**Task objective:** Copy out each line featuring the string "text" from the entries beneath.

-- BEGIN Data shown --

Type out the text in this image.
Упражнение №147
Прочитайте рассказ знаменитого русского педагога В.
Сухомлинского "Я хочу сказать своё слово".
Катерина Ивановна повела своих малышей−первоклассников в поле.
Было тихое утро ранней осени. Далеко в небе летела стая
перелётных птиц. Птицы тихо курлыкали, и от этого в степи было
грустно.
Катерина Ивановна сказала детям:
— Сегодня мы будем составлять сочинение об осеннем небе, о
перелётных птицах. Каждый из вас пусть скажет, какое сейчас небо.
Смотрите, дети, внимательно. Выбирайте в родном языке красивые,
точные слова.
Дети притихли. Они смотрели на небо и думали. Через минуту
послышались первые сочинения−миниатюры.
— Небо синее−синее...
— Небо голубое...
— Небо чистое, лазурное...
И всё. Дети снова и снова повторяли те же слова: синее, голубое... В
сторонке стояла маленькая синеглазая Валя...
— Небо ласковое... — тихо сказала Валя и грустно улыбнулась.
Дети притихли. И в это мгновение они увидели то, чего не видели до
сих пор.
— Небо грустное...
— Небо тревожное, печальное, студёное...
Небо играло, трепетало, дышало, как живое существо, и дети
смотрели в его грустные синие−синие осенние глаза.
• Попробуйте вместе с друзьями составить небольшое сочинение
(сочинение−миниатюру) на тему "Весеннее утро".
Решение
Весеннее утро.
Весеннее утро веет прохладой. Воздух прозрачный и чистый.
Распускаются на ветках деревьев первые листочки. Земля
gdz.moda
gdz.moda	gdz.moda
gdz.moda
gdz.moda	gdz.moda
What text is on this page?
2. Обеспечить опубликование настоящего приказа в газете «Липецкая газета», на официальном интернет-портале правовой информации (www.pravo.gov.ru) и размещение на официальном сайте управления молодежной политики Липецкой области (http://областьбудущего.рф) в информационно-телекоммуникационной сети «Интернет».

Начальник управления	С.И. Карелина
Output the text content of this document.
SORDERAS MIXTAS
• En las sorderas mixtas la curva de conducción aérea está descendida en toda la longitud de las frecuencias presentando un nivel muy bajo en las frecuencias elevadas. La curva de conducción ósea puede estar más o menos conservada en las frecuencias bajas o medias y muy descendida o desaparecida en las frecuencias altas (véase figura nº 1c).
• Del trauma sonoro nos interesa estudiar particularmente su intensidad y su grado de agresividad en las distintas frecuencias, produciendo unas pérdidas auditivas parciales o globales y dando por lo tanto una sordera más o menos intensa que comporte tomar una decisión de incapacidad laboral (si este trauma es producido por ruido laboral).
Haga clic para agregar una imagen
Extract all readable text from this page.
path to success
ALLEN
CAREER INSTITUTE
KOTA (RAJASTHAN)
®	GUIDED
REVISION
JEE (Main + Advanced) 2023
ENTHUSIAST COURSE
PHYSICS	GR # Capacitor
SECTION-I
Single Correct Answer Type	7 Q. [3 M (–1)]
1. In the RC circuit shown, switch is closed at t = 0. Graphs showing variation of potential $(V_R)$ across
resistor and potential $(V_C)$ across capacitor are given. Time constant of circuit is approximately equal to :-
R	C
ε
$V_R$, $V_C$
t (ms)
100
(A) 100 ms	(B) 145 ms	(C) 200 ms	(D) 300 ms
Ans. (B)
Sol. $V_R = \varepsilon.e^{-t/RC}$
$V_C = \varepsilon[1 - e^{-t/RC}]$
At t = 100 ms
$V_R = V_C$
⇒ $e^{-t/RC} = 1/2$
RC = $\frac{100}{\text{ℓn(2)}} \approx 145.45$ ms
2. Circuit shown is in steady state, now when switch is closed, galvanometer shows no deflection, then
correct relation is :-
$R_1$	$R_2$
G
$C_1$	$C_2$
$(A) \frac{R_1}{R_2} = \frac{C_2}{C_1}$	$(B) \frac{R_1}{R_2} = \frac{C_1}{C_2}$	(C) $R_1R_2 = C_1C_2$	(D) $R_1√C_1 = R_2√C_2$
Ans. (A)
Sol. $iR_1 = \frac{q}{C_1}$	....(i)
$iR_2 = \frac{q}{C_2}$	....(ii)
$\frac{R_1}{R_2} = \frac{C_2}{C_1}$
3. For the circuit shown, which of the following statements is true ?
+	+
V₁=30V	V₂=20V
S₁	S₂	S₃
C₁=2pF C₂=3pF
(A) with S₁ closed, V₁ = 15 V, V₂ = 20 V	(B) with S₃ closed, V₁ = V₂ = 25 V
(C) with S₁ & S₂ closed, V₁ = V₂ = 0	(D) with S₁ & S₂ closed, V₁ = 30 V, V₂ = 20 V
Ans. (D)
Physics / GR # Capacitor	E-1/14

-- END Data shown --

**Response to this task:**
Type out the text in this image.
What text is on this page?
Output the text content of this document.
Extract all readable text from this page.
RC = $\frac{100}{\text{ℓn(2)}} \approx 145.45$ ms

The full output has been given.